──────── Dataset records ────────

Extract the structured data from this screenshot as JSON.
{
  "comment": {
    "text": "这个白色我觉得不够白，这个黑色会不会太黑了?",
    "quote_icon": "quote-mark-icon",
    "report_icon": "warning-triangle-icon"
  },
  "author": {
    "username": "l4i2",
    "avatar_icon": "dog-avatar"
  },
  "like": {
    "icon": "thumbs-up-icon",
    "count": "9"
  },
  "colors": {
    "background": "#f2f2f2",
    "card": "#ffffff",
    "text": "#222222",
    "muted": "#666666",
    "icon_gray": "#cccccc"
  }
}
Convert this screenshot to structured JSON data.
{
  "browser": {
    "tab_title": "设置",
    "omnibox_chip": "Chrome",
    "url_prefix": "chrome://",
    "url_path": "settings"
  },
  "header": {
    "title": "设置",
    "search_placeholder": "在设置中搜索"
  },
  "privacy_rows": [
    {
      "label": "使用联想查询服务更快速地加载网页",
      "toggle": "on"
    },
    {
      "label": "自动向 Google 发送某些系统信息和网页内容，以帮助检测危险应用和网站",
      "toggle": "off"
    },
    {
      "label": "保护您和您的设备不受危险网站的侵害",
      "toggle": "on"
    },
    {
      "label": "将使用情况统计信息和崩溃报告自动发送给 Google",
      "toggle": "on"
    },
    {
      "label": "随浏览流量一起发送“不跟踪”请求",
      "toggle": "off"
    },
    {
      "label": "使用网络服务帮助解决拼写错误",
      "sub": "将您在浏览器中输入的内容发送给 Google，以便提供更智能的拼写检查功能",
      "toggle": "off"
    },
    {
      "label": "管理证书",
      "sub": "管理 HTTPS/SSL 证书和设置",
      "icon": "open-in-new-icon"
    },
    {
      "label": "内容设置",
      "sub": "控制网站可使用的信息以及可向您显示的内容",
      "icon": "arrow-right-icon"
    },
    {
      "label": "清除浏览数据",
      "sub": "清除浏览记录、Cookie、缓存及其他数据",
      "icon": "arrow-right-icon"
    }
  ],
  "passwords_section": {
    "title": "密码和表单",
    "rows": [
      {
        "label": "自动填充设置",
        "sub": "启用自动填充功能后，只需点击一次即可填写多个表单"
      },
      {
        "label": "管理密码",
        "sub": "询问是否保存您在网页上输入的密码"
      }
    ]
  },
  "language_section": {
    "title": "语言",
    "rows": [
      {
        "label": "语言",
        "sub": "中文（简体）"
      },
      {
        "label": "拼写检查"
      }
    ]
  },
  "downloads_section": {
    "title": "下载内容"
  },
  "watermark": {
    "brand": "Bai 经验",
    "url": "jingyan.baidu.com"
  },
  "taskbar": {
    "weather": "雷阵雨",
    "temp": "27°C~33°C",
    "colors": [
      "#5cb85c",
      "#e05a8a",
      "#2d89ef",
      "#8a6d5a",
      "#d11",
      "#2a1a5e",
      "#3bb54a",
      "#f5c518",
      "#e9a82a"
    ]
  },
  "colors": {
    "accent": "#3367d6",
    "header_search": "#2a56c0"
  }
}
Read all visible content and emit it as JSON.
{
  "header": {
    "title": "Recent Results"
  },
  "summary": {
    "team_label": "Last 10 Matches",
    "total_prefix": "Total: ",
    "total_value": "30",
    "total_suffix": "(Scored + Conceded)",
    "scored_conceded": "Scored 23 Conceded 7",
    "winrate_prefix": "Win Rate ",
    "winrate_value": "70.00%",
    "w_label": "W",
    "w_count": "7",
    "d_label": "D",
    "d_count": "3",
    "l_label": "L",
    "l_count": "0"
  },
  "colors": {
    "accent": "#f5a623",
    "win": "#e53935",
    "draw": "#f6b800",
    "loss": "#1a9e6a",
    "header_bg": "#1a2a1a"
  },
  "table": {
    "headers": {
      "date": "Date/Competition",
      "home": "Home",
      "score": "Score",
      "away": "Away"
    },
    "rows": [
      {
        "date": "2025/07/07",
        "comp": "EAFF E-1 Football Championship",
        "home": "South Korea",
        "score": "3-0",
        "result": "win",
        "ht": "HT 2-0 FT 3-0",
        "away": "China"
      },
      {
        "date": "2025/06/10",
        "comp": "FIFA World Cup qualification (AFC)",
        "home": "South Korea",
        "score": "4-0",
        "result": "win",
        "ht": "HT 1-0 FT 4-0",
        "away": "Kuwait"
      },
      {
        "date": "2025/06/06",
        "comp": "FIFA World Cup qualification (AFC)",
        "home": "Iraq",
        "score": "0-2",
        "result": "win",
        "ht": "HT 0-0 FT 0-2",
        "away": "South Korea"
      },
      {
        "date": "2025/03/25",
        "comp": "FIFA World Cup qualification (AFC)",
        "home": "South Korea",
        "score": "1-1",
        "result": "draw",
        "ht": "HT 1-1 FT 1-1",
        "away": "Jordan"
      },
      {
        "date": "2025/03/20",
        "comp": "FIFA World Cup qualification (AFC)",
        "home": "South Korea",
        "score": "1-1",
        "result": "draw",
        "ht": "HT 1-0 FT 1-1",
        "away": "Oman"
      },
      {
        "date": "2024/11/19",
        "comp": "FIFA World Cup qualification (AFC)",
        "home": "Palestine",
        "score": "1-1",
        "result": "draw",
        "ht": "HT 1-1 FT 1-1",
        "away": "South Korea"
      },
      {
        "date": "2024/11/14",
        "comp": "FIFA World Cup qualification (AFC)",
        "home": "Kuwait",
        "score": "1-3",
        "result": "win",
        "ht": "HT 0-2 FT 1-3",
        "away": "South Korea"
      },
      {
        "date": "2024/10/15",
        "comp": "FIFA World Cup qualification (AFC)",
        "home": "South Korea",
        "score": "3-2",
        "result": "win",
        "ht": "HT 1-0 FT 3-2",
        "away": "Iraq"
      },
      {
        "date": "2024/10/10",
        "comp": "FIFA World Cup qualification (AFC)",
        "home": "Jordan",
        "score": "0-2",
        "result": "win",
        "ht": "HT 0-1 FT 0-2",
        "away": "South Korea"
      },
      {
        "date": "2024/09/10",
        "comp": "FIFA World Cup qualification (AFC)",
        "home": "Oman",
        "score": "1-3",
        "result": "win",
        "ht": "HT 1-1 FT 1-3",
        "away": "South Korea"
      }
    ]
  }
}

────────

Pull out each record as written and restate it exactly.

§ **Exercise solution**
Extract the structured data from this screenshot as JSON.
{
  "comment": {
    "text": "这个白色我觉得不够白，这个黑色会不会太黑了?",
    "quote_icon": "quote-mark-icon",
    "report_icon": "warning-triangle-icon"
  },
  "author": {
    "username": "l4i2",
    "avatar_icon": "dog-avatar"
  },
  "like": {
    "icon": "thumbs-up-icon",
    "count": "9"
  },
  "colors": {
    "background": "#f2f2f2",
    "card": "#ffffff",
    "text": "#222222",
    "muted": "#666666",
    "icon_gray": "#cccccc"
  }
}
Convert this screenshot to structured JSON data.
{
  "browser": {
    "tab_title": "设置",
    "omnibox_chip": "Chrome",
    "url_prefix": "chrome://",
    "url_path": "settings"
  },
  "header": {
    "title": "设置",
    "search_placeholder": "在设置中搜索"
  },
  "privacy_rows": [
    {
      "label": "使用联想查询服务更快速地加载网页",
      "toggle": "on"
    },
    {
      "label": "自动向 Google 发送某些系统信息和网页内容，以帮助检测危险应用和网站",
      "toggle": "off"
    },
    {
      "label": "保护您和您的设备不受危险网站的侵害",
      "toggle": "on"
    },
    {
      "label": "将使用情况统计信息和崩溃报告自动发送给 Google",
      "toggle": "on"
    },
    {
      "label": "随浏览流量一起发送“不跟踪”请求",
      "toggle": "off"
    },
    {
      "label": "使用网络服务帮助解决拼写错误",
      "sub": "将您在浏览器中输入的内容发送给 Google，以便提供更智能的拼写检查功能",
      "toggle": "off"
    },
    {
      "label": "管理证书",
      "sub": "管理 HTTPS/SSL 证书和设置",
      "icon": "open-in-new-icon"
    },
    {
      "label": "内容设置",
      "sub": "控制网站可使用的信息以及可向您显示的内容",
      "icon": "arrow-right-icon"
    },
    {
      "label": "清除浏览数据",
      "sub": "清除浏览记录、Cookie、缓存及其他数据",
      "icon": "arrow-right-icon"
    }
  ],
  "passwords_section": {
    "title": "密码和表单",
    "rows": [
      {
        "label": "自动填充设置",
        "sub": "启用自动填充功能后，只需点击一次即可填写多个表单"
      },
      {
        "label": "管理密码",
        "sub": "询问是否保存您在网页上输入的密码"
      }
    ]
  },
  "language_section": {
    "title": "语言",
    "rows": [
      {
        "label": "语言",
        "sub": "中文（简体）"
      },
      {
        "label": "拼写检查"
      }
    ]
  },
  "downloads_section": {
    "title": "下载内容"
  },
  "watermark": {
    "brand": "Bai 经验",
    "url": "jingyan.baidu.com"
  },
  "taskbar": {
    "weather": "雷阵雨",
    "temp": "27°C~33°C",
    "colors": [
      "#5cb85c",
      "#e05a8a",
      "#2d89ef",
      "#8a6d5a",
      "#d11",
      "#2a1a5e",
      "#3bb54a",
      "#f5c518",
      "#e9a82a"
    ]
  },
  "colors": {
    "accent": "#3367d6",
    "header_search": "#2a56c0"
  }
}
Read all visible content and emit it as JSON.
{
  "header": {
    "title": "Recent Results"
  },
  "summary": {
    "team_label": "Last 10 Matches",
    "total_prefix": "Total: ",
    "total_value": "30",
    "total_suffix": "(Scored + Conceded)",
    "scored_conceded": "Scored 23 Conceded 7",
    "winrate_prefix": "Win Rate ",
    "winrate_value": "70.00%",
    "w_label": "W",
    "w_count": "7",
    "d_label": "D",
    "d_count": "3",
    "l_label": "L",
    "l_count": "0"
  },
  "colors": {
    "accent": "#f5a623",
    "win": "#e53935",
    "draw": "#f6b800",
    "loss": "#1a9e6a",
    "header_bg": "#1a2a1a"
  },
  "table": {
    "headers": {
      "date": "Date/Competition",
      "home": "Home",
      "score": "Score",
      "away": "Away"
    },
    "rows": [
      {
        "date": "2025/07/07",
        "comp": "EAFF E-1 Football Championship",
        "home": "South Korea",
        "score": "3-0",
        "result": "win",
        "ht": "HT 2-0 FT 3-0",
        "away": "China"
      },
      {
        "date": "2025/06/10",
        "comp": "FIFA World Cup qualification (AFC)",
        "home": "South Korea",
        "score": "4-0",
        "result": "win",
        "ht": "HT 1-0 FT 4-0",
        "away": "Kuwait"
      },
      {
        "date": "2025/06/06",
        "comp": "FIFA World Cup qualification (AFC)",
        "home": "Iraq",
        "score": "0-2",
        "result": "win",
        "ht": "HT 0-0 FT 0-2",
        "away": "South Korea"
      },
      {
        "date": "2025/03/25",
        "comp": "FIFA World Cup qualification (AFC)",
        "home": "South Korea",
        "score": "1-1",
        "result": "draw",
        "ht": "HT 1-1 FT 1-1",
        "away": "Jordan"
      },
      {
        "date": "2025/03/20",
        "comp": "FIFA World Cup qualification (AFC)",
        "home": "South Korea",
        "score": "1-1",
        "result": "draw",
        "ht": "HT 1-0 FT 1-1",
        "away": "Oman"
      },
      {
        "date": "2024/11/19",
        "comp": "FIFA World Cup qualification (AFC)",
        "home": "Palestine",
        "score": "1-1",
        "result": "draw",
        "ht": "HT 1-1 FT 1-1",
        "away": "South Korea"
      },
      {
        "date": "2024/11/14",
        "comp": "FIFA World Cup qualification (AFC)",
        "home": "Kuwait",
        "score": "1-3",
        "result": "win",
        "ht": "HT 0-2 FT 1-3",
        "away": "South Korea"
      },
      {
        "date": "2024/10/15",
        "comp": "FIFA World Cup qualification (AFC)",
        "home": "South Korea",
        "score": "3-2",
        "result": "win",
        "ht": "HT 1-0 FT 3-2",
        "away": "Iraq"
      },
      {
        "date": "2024/10/10",
        "comp": "FIFA World Cup qualification (AFC)",
        "home": "Jordan",
        "score": "0-2",
        "result": "win",
        "ht": "HT 0-1 FT 0-2",
        "away": "South Korea"
      },
      {
        "date": "2024/09/10",
        "comp": "FIFA World Cup qualification (AFC)",
        "home": "Oman",
        "score": "1-3",
        "result": "win",
        "ht": "HT 1-1 FT 1-3",
        "away": "South Korea"
      }
    ]
  }
}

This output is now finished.